## Requirements
Your task is to reproduce the entries below word for word.

## Provided entries

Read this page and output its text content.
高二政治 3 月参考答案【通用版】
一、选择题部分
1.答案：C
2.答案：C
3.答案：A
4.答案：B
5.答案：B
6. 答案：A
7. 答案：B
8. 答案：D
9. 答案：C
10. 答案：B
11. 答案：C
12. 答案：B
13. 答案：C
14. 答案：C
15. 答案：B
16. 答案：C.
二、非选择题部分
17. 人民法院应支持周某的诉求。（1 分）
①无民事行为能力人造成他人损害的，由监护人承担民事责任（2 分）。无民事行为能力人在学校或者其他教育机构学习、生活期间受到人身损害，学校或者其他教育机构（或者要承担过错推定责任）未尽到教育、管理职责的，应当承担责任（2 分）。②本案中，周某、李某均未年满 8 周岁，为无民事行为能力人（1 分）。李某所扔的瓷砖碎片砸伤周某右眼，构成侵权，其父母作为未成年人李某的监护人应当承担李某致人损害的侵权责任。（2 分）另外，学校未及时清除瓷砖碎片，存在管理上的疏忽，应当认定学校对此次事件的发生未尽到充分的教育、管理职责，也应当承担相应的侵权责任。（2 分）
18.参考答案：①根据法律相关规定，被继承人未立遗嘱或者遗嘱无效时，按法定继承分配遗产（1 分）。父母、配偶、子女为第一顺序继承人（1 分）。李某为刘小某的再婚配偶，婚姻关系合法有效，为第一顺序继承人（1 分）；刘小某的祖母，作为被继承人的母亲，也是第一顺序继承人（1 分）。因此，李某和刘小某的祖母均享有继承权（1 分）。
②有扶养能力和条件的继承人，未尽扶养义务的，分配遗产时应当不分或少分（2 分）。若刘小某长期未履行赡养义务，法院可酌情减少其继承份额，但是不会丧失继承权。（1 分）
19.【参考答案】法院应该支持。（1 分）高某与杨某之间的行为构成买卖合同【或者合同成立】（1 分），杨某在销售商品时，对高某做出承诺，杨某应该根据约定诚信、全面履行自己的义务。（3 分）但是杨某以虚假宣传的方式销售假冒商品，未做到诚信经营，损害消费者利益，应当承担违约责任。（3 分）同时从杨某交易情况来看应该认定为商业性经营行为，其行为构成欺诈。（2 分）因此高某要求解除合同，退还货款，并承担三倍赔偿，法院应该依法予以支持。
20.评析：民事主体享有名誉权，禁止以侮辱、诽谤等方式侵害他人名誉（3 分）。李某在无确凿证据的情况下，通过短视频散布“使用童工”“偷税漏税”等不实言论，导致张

## Answer
Read this page and output its text content.
高二政治 3 月参考答案【通用版】
一、选择题部分
1.答案：C
2.答案：C
3.答案：A
4.答案：B
5.答案：B
6. 答案：A
7. 答案：B
8. 答案：D
9. 答案：C
10. 答案：B
11. 答案：C
12. 答案：B
13. 答案：C
14. 答案：C
15. 答案：B
16. 答案：C.
二、非选择题部分
17. 人民法院应支持周某的诉求。（1 分）
①无民事行为能力人造成他人损害的，由监护人承担民事责任（2 分）。无民事行为能力人在学校或者其他教育机构学习、生活期间受到人身损害，学校或者其他教育机构（或者要承担过错推定责任）未尽到教育、管理职责的，应当承担责任（2 分）。②本案中，周某、李某均未年满 8 周岁，为无民事行为能力人（1 分）。李某所扔的瓷砖碎片砸伤周某右眼，构成侵权，其父母作为未成年人李某的监护人应当承担李某致人损害的侵权责任。（2 分）另外，学校未及时清除瓷砖碎片，存在管理上的疏忽，应当认定学校对此次事件的发生未尽到充分的教育、管理职责，也应当承担相应的侵权责任。（2 分）
18.参考答案：①根据法律相关规定，被继承人未立遗嘱或者遗嘱无效时，按法定继承分配遗产（1 分）。父母、配偶、子女为第一顺序继承人（1 分）。李某为刘小某的再婚配偶，婚姻关系合法有效，为第一顺序继承人（1 分）；刘小某的祖母，作为被继承人的母亲，也是第一顺序继承人（1 分）。因此，李某和刘小某的祖母均享有继承权（1 分）。
②有扶养能力和条件的继承人，未尽扶养义务的，分配遗产时应当不分或少分（2 分）。若刘小某长期未履行赡养义务，法院可酌情减少其继承份额，但是不会丧失继承权。（1 分）
19.【参考答案】法院应该支持。（1 分）高某与杨某之间的行为构成买卖合同【或者合同成立】（1 分），杨某在销售商品时，对高某做出承诺，杨某应该根据约定诚信、全面履行自己的义务。（3 分）但是杨某以虚假宣传的方式销售假冒商品，未做到诚信经营，损害消费者利益，应当承担违约责任。（3 分）同时从杨某交易情况来看应该认定为商业性经营行为，其行为构成欺诈。（2 分）因此高某要求解除合同，退还货款，并承担三倍赔偿，法院应该依法予以支持。
20.评析：民事主体享有名誉权，禁止以侮辱、诽谤等方式侵害他人名誉（3 分）。李某在无确凿证据的情况下，通过短视频散布“使用童工”“偷税漏税”等不实言论，导致张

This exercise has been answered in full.